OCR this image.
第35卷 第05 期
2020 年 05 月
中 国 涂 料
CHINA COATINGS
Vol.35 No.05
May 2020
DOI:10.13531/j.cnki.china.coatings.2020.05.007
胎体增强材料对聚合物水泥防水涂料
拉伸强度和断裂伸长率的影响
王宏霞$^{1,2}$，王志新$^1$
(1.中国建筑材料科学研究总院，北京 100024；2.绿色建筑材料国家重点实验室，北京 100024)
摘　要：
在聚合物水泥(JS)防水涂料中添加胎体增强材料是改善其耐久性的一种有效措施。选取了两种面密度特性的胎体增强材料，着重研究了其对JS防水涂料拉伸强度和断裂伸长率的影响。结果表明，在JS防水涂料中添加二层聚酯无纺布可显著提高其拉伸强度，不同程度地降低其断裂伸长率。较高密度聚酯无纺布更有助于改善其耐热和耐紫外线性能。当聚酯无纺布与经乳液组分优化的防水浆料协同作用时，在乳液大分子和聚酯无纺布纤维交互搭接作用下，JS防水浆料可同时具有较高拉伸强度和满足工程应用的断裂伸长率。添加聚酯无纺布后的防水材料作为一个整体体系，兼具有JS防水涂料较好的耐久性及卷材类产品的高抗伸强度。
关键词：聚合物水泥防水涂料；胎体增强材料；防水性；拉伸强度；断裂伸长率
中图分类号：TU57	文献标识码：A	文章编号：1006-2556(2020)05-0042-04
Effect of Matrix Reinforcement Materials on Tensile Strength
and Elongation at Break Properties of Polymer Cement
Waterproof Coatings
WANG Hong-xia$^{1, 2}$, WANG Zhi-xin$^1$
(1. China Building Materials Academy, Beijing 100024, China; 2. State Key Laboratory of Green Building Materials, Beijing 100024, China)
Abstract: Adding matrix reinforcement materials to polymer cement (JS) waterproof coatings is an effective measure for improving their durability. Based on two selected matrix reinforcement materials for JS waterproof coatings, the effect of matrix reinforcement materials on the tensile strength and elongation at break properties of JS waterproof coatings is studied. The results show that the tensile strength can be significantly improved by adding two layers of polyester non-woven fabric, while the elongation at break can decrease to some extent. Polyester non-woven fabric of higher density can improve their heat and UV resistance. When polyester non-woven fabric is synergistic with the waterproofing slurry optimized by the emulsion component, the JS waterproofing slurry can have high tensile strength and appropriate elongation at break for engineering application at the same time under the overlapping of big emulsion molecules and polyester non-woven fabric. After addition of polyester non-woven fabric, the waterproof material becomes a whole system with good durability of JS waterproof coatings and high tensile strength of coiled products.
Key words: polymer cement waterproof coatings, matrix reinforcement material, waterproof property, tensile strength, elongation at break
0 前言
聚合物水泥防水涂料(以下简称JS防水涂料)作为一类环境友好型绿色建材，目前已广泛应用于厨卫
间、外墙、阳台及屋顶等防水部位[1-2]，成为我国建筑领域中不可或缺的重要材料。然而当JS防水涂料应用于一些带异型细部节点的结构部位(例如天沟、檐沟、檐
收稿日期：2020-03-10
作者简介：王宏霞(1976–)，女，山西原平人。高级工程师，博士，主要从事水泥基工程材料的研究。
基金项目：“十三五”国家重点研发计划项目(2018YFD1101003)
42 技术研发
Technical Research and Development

--------------------

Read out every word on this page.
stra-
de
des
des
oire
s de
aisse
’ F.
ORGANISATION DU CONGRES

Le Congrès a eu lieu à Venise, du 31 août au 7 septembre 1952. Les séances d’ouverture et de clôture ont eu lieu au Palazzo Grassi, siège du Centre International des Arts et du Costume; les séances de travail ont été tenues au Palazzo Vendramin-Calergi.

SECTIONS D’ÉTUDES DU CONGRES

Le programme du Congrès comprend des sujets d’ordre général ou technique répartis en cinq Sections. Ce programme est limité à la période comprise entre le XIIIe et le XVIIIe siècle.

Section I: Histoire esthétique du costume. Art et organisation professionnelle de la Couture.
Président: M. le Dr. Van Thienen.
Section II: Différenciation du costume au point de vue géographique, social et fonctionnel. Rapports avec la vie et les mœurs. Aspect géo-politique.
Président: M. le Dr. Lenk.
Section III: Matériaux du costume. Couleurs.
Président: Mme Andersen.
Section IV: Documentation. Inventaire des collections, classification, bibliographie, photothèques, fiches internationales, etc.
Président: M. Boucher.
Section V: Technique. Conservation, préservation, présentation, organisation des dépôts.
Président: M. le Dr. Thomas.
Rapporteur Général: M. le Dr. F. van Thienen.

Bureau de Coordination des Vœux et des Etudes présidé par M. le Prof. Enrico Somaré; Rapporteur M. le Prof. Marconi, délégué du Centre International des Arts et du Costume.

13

--------------------

Given task:
Report how many lines of the listing hold the word "this", with nothing but the number.

Answer below:
2